Every record must be transcribed in its entirety, apart from the images, which are to be omitted.
** begin **
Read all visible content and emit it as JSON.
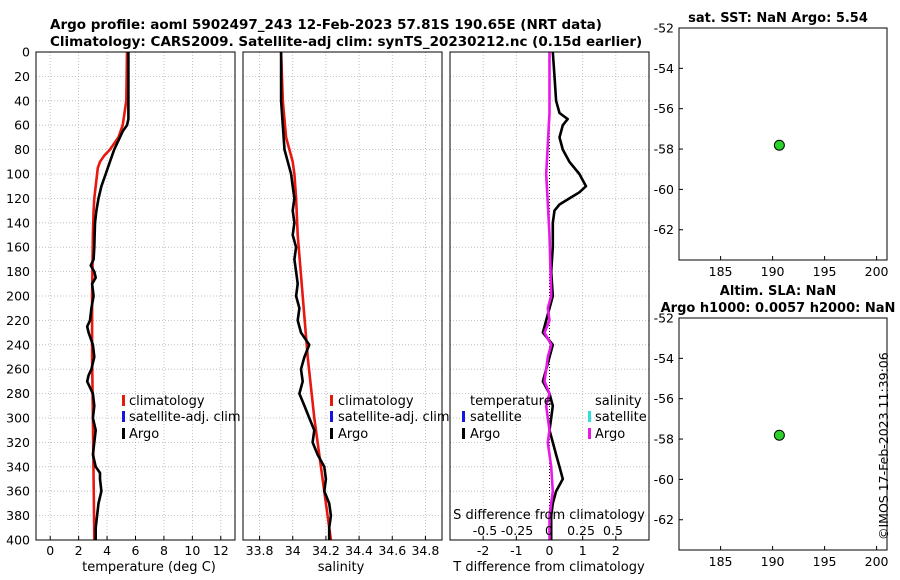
{
  "header": {
    "line1": "Argo profile: aoml 5902497_243 12-Feb-2023 57.81S 190.65E (NRT data)",
    "line2": "Climatology: CARS2009. Satellite-adj clim: synTS_20230212.nc (0.15d earlier)"
  },
  "footer": {
    "stamp": "©IMOS 17-Feb-2023 11:39:06"
  },
  "colors": {
    "climatology": "#e8170f",
    "satellite": "#1414e6",
    "argo": "#000000",
    "s_satellite": "#33dddd",
    "s_argo": "#e619e6",
    "marker": "#2bd12b",
    "grid": "#b4b4b4"
  },
  "chart_data": [
    {
      "id": "temperature",
      "type": "line",
      "xlabel": "temperature (deg C)",
      "x_range": [
        -1,
        13
      ],
      "x_ticks": [
        0,
        2,
        4,
        6,
        8,
        10,
        12
      ],
      "y_range": [
        0,
        400
      ],
      "y_ticks": [
        0,
        20,
        40,
        60,
        80,
        100,
        120,
        140,
        160,
        180,
        200,
        220,
        240,
        260,
        280,
        300,
        320,
        340,
        360,
        380,
        400
      ],
      "y_reversed": true,
      "grid": true,
      "legend": [
        "climatology",
        "satellite-adj. clim",
        "Argo"
      ],
      "series": [
        {
          "name": "climatology",
          "color": "red",
          "depth": [
            0,
            40,
            60,
            70,
            80,
            85,
            90,
            95,
            100,
            110,
            120,
            130,
            150,
            200,
            250,
            300,
            350,
            400
          ],
          "values": [
            5.4,
            5.35,
            5.1,
            4.8,
            4.2,
            3.8,
            3.5,
            3.35,
            3.3,
            3.2,
            3.1,
            3.05,
            3.0,
            2.95,
            2.95,
            3.0,
            3.05,
            3.1
          ]
        },
        {
          "name": "Argo",
          "color": "black",
          "depth": [
            0,
            30,
            55,
            60,
            65,
            70,
            80,
            90,
            100,
            110,
            120,
            130,
            140,
            160,
            170,
            175,
            180,
            185,
            190,
            200,
            210,
            220,
            225,
            230,
            240,
            250,
            260,
            265,
            270,
            275,
            280,
            290,
            300,
            310,
            320,
            330,
            340,
            345,
            350,
            360,
            370,
            380,
            390,
            400
          ],
          "values": [
            5.5,
            5.5,
            5.5,
            5.4,
            5.1,
            4.9,
            4.5,
            4.2,
            3.9,
            3.6,
            3.4,
            3.25,
            3.15,
            3.1,
            3.05,
            2.85,
            3.1,
            3.2,
            2.95,
            3.05,
            2.9,
            2.8,
            2.6,
            2.7,
            3.0,
            3.1,
            2.9,
            2.7,
            2.6,
            2.8,
            3.0,
            3.1,
            3.0,
            3.2,
            3.1,
            3.0,
            3.2,
            3.5,
            3.5,
            3.6,
            3.4,
            3.3,
            3.2,
            3.2
          ]
        }
      ]
    },
    {
      "id": "salinity",
      "type": "line",
      "xlabel": "salinity",
      "x_range": [
        33.7,
        34.9
      ],
      "x_ticks": [
        33.8,
        34,
        34.2,
        34.4,
        34.6,
        34.8
      ],
      "y_range": [
        0,
        400
      ],
      "y_reversed": true,
      "grid": true,
      "legend": [
        "climatology",
        "satellite-adj. clim",
        "Argo"
      ],
      "series": [
        {
          "name": "climatology",
          "color": "red",
          "depth": [
            0,
            40,
            70,
            90,
            100,
            120,
            150,
            200,
            250,
            300,
            350,
            400
          ],
          "values": [
            33.93,
            33.94,
            33.96,
            34.0,
            34.01,
            34.02,
            34.03,
            34.06,
            34.09,
            34.13,
            34.18,
            34.23
          ]
        },
        {
          "name": "Argo",
          "color": "black",
          "depth": [
            0,
            40,
            60,
            80,
            90,
            100,
            110,
            120,
            130,
            140,
            150,
            160,
            170,
            180,
            190,
            200,
            210,
            220,
            230,
            240,
            250,
            260,
            270,
            280,
            290,
            300,
            310,
            320,
            330,
            340,
            350,
            360,
            370,
            380,
            390,
            400
          ],
          "values": [
            33.93,
            33.93,
            33.94,
            33.95,
            33.97,
            33.99,
            34.0,
            34.01,
            34.0,
            34.01,
            34.0,
            34.02,
            34.01,
            34.02,
            34.03,
            34.02,
            34.04,
            34.03,
            34.05,
            34.1,
            34.07,
            34.05,
            34.06,
            34.04,
            34.07,
            34.1,
            34.13,
            34.12,
            34.15,
            34.19,
            34.2,
            34.19,
            34.22,
            34.23,
            34.22,
            34.22
          ]
        }
      ]
    },
    {
      "id": "difference",
      "type": "line",
      "xlabel": "T difference from climatology",
      "x_range": [
        -3,
        3
      ],
      "x_ticks": [
        -2,
        -1,
        0,
        1,
        2
      ],
      "top_axis_label": "S difference from climatology",
      "top_ticks": [
        "-0.5",
        "-0.25",
        "0",
        "0.25",
        "0.5"
      ],
      "y_range": [
        0,
        400
      ],
      "y_reversed": true,
      "grid": true,
      "legend_temperature_title": "temperature",
      "legend_temperature": [
        "satellite",
        "Argo"
      ],
      "legend_salinity_title": "salinity",
      "legend_salinity": [
        "satellite",
        "Argo"
      ],
      "series": [
        {
          "name": "T Argo",
          "color": "black",
          "depth": [
            0,
            20,
            40,
            50,
            55,
            60,
            70,
            80,
            90,
            100,
            110,
            115,
            120,
            125,
            130,
            140,
            160,
            180,
            200,
            220,
            230,
            240,
            250,
            260,
            270,
            280,
            290,
            300,
            310,
            320,
            330,
            340,
            350,
            360,
            370,
            380,
            390,
            400
          ],
          "values": [
            0.1,
            0.15,
            0.2,
            0.3,
            0.55,
            0.4,
            0.3,
            0.4,
            0.6,
            0.9,
            1.1,
            0.9,
            0.6,
            0.3,
            0.15,
            0.1,
            0.1,
            0.05,
            0.1,
            -0.1,
            -0.2,
            0.1,
            0.0,
            -0.1,
            -0.2,
            0.0,
            0.1,
            0.05,
            0.0,
            0.1,
            0.2,
            0.3,
            0.4,
            0.2,
            0.1,
            0.05,
            0.05,
            0.05
          ]
        },
        {
          "name": "S Argo",
          "color": "magenta",
          "depth": [
            0,
            50,
            100,
            150,
            200,
            210,
            220,
            230,
            240,
            250,
            260,
            270,
            280,
            290,
            300,
            310,
            320,
            330,
            340,
            360,
            380,
            400
          ],
          "values": [
            0.0,
            0.0,
            -0.1,
            0.0,
            0.05,
            -0.05,
            0.0,
            -0.15,
            0.05,
            -0.05,
            -0.1,
            -0.15,
            0.0,
            -0.1,
            -0.05,
            0.0,
            -0.05,
            0.0,
            0.05,
            0.1,
            0.0,
            0.0
          ]
        }
      ]
    },
    {
      "id": "sst-map",
      "type": "scatter",
      "title": "sat. SST: NaN Argo: 5.54",
      "x_range": [
        181,
        201
      ],
      "x_ticks": [
        185,
        190,
        195,
        200
      ],
      "y_range": [
        -63.5,
        -52
      ],
      "y_ticks": [
        -52,
        -54,
        -56,
        -58,
        -60,
        -62
      ],
      "points": [
        {
          "lon": 190.65,
          "lat": -57.81
        }
      ]
    },
    {
      "id": "sla-map",
      "type": "scatter",
      "title": "Altim. SLA: NaN",
      "subtitle": "Argo h1000: 0.0057 h2000: NaN",
      "x_range": [
        181,
        201
      ],
      "x_ticks": [
        185,
        190,
        195,
        200
      ],
      "y_range": [
        -63.5,
        -52
      ],
      "y_ticks": [
        -52,
        -54,
        -56,
        -58,
        -60,
        -62
      ],
      "points": [
        {
          "lon": 190.65,
          "lat": -57.81
        }
      ]
    }
  ]
}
** end **
• FINAL ANSWER:
Read all visible content and emit it as JSON.
{
  "header": {
    "line1": "Argo profile: aoml 5902497_243 12-Feb-2023 57.81S 190.65E (NRT data)",
    "line2": "Climatology: CARS2009. Satellite-adj clim: synTS_20230212.nc (0.15d earlier)"
  },
  "footer": {
    "stamp": "©IMOS 17-Feb-2023 11:39:06"
  },
  "colors": {
    "climatology": "#e8170f",
    "satellite": "#1414e6",
    "argo": "#000000",
    "s_satellite": "#33dddd",
    "s_argo": "#e619e6",
    "marker": "#2bd12b",
    "grid": "#b4b4b4"
  },
  "chart_data": [
    {
      "id": "temperature",
      "type": "line",
      "xlabel": "temperature (deg C)",
      "x_range": [
        -1,
        13
      ],
      "x_ticks": [
        0,
        2,
        4,
        6,
        8,
        10,
        12
      ],
      "y_range": [
        0,
        400
      ],
      "y_ticks": [
        0,
        20,
        40,
        60,
        80,
        100,
        120,
        140,
        160,
        180,
        200,
        220,
        240,
        260,
        280,
        300,
        320,
        340,
        360,
        380,
        400
      ],
      "y_reversed": true,
      "grid": true,
      "legend": [
        "climatology",
        "satellite-adj. clim",
        "Argo"
      ],
      "series": [
        {
          "name": "climatology",
          "color": "red",
          "depth": [
            0,
            40,
            60,
            70,
            80,
            85,
            90,
            95,
            100,
            110,
            120,
            130,
            150,
            200,
            250,
            300,
            350,
            400
          ],
          "values": [
            5.4,
            5.35,
            5.1,
            4.8,
            4.2,
            3.8,
            3.5,
            3.35,
            3.3,
            3.2,
            3.1,
            3.05,
            3.0,
            2.95,
            2.95,
            3.0,
            3.05,
            3.1
          ]
        },
        {
          "name": "Argo",
          "color": "black",
          "depth": [
            0,
            30,
            55,
            60,
            65,
            70,
            80,
            90,
            100,
            110,
            120,
            130,
            140,
            160,
            170,
            175,
            180,
            185,
            190,
            200,
            210,
            220,
            225,
            230,
            240,
            250,
            260,
            265,
            270,
            275,
            280,
            290,
            300,
            310,
            320,
            330,
            340,
            345,
            350,
            360,
            370,
            380,
            390,
            400
          ],
          "values": [
            5.5,
            5.5,
            5.5,
            5.4,
            5.1,
            4.9,
            4.5,
            4.2,
            3.9,
            3.6,
            3.4,
            3.25,
            3.15,
            3.1,
            3.05,
            2.85,
            3.1,
            3.2,
            2.95,
            3.05,
            2.9,
            2.8,
            2.6,
            2.7,
            3.0,
            3.1,
            2.9,
            2.7,
            2.6,
            2.8,
            3.0,
            3.1,
            3.0,
            3.2,
            3.1,
            3.0,
            3.2,
            3.5,
            3.5,
            3.6,
            3.4,
            3.3,
            3.2,
            3.2
          ]
        }
      ]
    },
    {
      "id": "salinity",
      "type": "line",
      "xlabel": "salinity",
      "x_range": [
        33.7,
        34.9
      ],
      "x_ticks": [
        33.8,
        34,
        34.2,
        34.4,
        34.6,
        34.8
      ],
      "y_range": [
        0,
        400
      ],
      "y_reversed": true,
      "grid": true,
      "legend": [
        "climatology",
        "satellite-adj. clim",
        "Argo"
      ],
      "series": [
        {
          "name": "climatology",
          "color": "red",
          "depth": [
            0,
            40,
            70,
            90,
            100,
            120,
            150,
            200,
            250,
            300,
            350,
            400
          ],
          "values": [
            33.93,
            33.94,
            33.96,
            34.0,
            34.01,
            34.02,
            34.03,
            34.06,
            34.09,
            34.13,
            34.18,
            34.23
          ]
        },
        {
          "name": "Argo",
          "color": "black",
          "depth": [
            0,
            40,
            60,
            80,
            90,
            100,
            110,
            120,
            130,
            140,
            150,
            160,
            170,
            180,
            190,
            200,
            210,
            220,
            230,
            240,
            250,
            260,
            270,
            280,
            290,
            300,
            310,
            320,
            330,
            340,
            350,
            360,
            370,
            380,
            390,
            400
          ],
          "values": [
            33.93,
            33.93,
            33.94,
            33.95,
            33.97,
            33.99,
            34.0,
            34.01,
            34.0,
            34.01,
            34.0,
            34.02,
            34.01,
            34.02,
            34.03,
            34.02,
            34.04,
            34.03,
            34.05,
            34.1,
            34.07,
            34.05,
            34.06,
            34.04,
            34.07,
            34.1,
            34.13,
            34.12,
            34.15,
            34.19,
            34.2,
            34.19,
            34.22,
            34.23,
            34.22,
            34.22
          ]
        }
      ]
    },
    {
      "id": "difference",
      "type": "line",
      "xlabel": "T difference from climatology",
      "x_range": [
        -3,
        3
      ],
      "x_ticks": [
        -2,
        -1,
        0,
        1,
        2
      ],
      "top_axis_label": "S difference from climatology",
      "top_ticks": [
        "-0.5",
        "-0.25",
        "0",
        "0.25",
        "0.5"
      ],
      "y_range": [
        0,
        400
      ],
      "y_reversed": true,
      "grid": true,
      "legend_temperature_title": "temperature",
      "legend_temperature": [
        "satellite",
        "Argo"
      ],
      "legend_salinity_title": "salinity",
      "legend_salinity": [
        "satellite",
        "Argo"
      ],
      "series": [
        {
          "name": "T Argo",
          "color": "black",
          "depth": [
            0,
            20,
            40,
            50,
            55,
            60,
            70,
            80,
            90,
            100,
            110,
            115,
            120,
            125,
            130,
            140,
            160,
            180,
            200,
            220,
            230,
            240,
            250,
            260,
            270,
            280,
            290,
            300,
            310,
            320,
            330,
            340,
            350,
            360,
            370,
            380,
            390,
            400
          ],
          "values": [
            0.1,
            0.15,
            0.2,
            0.3,
            0.55,
            0.4,
            0.3,
            0.4,
            0.6,
            0.9,
            1.1,
            0.9,
            0.6,
            0.3,
            0.15,
            0.1,
            0.1,
            0.05,
            0.1,
            -0.1,
            -0.2,
            0.1,
            0.0,
            -0.1,
            -0.2,
            0.0,
            0.1,
            0.05,
            0.0,
            0.1,
            0.2,
            0.3,
            0.4,
            0.2,
            0.1,
            0.05,
            0.05,
            0.05
          ]
        },
        {
          "name": "S Argo",
          "color": "magenta",
          "depth": [
            0,
            50,
            100,
            150,
            200,
            210,
            220,
            230,
            240,
            250,
            260,
            270,
            280,
            290,
            300,
            310,
            320,
            330,
            340,
            360,
            380,
            400
          ],
          "values": [
            0.0,
            0.0,
            -0.1,
            0.0,
            0.05,
            -0.05,
            0.0,
            -0.15,
            0.05,
            -0.05,
            -0.1,
            -0.15,
            0.0,
            -0.1,
            -0.05,
            0.0,
            -0.05,
            0.0,
            0.05,
            0.1,
            0.0,
            0.0
          ]
        }
      ]
    },
    {
      "id": "sst-map",
      "type": "scatter",
      "title": "sat. SST: NaN Argo: 5.54",
      "x_range": [
        181,
        201
      ],
      "x_ticks": [
        185,
        190,
        195,
        200
      ],
      "y_range": [
        -63.5,
        -52
      ],
      "y_ticks": [
        -52,
        -54,
        -56,
        -58,
        -60,
        -62
      ],
      "points": [
        {
          "lon": 190.65,
          "lat": -57.81
        }
      ]
    },
    {
      "id": "sla-map",
      "type": "scatter",
      "title": "Altim. SLA: NaN",
      "subtitle": "Argo h1000: 0.0057 h2000: NaN",
      "x_range": [
        181,
        201
      ],
      "x_ticks": [
        185,
        190,
        195,
        200
      ],
      "y_range": [
        -63.5,
        -52
      ],
      "y_ticks": [
        -52,
        -54,
        -56,
        -58,
        -60,
        -62
      ],
      "points": [
        {
          "lon": 190.65,
          "lat": -57.81
        }
      ]
    }
  ]
}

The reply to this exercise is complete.